GIVEN INSTRUCTION: Copy each line of every item below word for word.

Data items:
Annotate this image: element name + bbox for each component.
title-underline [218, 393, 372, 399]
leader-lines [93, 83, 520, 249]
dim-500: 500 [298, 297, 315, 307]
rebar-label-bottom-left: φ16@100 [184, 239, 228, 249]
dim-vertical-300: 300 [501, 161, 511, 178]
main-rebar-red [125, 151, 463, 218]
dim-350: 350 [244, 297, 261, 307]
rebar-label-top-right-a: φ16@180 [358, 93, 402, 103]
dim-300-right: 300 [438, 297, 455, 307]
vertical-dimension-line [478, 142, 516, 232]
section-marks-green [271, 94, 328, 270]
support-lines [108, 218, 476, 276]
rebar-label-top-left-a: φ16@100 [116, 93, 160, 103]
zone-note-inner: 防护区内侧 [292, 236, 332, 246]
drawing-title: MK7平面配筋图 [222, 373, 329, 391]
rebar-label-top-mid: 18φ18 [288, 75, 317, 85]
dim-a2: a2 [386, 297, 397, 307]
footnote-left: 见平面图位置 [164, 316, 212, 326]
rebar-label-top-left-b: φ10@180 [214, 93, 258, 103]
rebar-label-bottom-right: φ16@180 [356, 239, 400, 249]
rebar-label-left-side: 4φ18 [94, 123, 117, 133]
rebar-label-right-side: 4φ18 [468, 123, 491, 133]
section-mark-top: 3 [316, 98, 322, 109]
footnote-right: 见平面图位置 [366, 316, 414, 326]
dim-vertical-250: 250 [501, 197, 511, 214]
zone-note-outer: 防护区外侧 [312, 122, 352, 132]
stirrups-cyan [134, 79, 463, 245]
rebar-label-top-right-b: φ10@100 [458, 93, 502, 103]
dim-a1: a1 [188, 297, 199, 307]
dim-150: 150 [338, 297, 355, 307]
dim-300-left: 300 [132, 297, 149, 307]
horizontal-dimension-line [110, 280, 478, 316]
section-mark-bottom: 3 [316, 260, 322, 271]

OUTPUT OF THE EXERCISE:
Annotate this image: element name + bbox for each component.
title-underline [218, 393, 372, 399]
leader-lines [93, 83, 520, 249]
dim-500: 500 [298, 297, 315, 307]
rebar-label-bottom-left: φ16@100 [184, 239, 228, 249]
dim-vertical-300: 300 [501, 161, 511, 178]
main-rebar-red [125, 151, 463, 218]
dim-350: 350 [244, 297, 261, 307]
rebar-label-top-right-a: φ16@180 [358, 93, 402, 103]
dim-300-right: 300 [438, 297, 455, 307]
vertical-dimension-line [478, 142, 516, 232]
section-marks-green [271, 94, 328, 270]
support-lines [108, 218, 476, 276]
rebar-label-top-left-a: φ16@100 [116, 93, 160, 103]
zone-note-inner: 防护区内侧 [292, 236, 332, 246]
drawing-title: MK7平面配筋图 [222, 373, 329, 391]
rebar-label-top-mid: 18φ18 [288, 75, 317, 85]
dim-a2: a2 [386, 297, 397, 307]
footnote-left: 见平面图位置 [164, 316, 212, 326]
rebar-label-top-left-b: φ10@180 [214, 93, 258, 103]
rebar-label-bottom-right: φ16@180 [356, 239, 400, 249]
rebar-label-left-side: 4φ18 [94, 123, 117, 133]
rebar-label-right-side: 4φ18 [468, 123, 491, 133]
section-mark-top: 3 [316, 98, 322, 109]
footnote-right: 见平面图位置 [366, 316, 414, 326]
dim-vertical-250: 250 [501, 197, 511, 214]
zone-note-outer: 防护区外侧 [312, 122, 352, 132]
stirrups-cyan [134, 79, 463, 245]
rebar-label-top-right-b: φ10@100 [458, 93, 502, 103]
dim-a1: a1 [188, 297, 199, 307]
dim-150: 150 [338, 297, 355, 307]
dim-300-left: 300 [132, 297, 149, 307]
horizontal-dimension-line [110, 280, 478, 316]
section-mark-bottom: 3 [316, 260, 322, 271]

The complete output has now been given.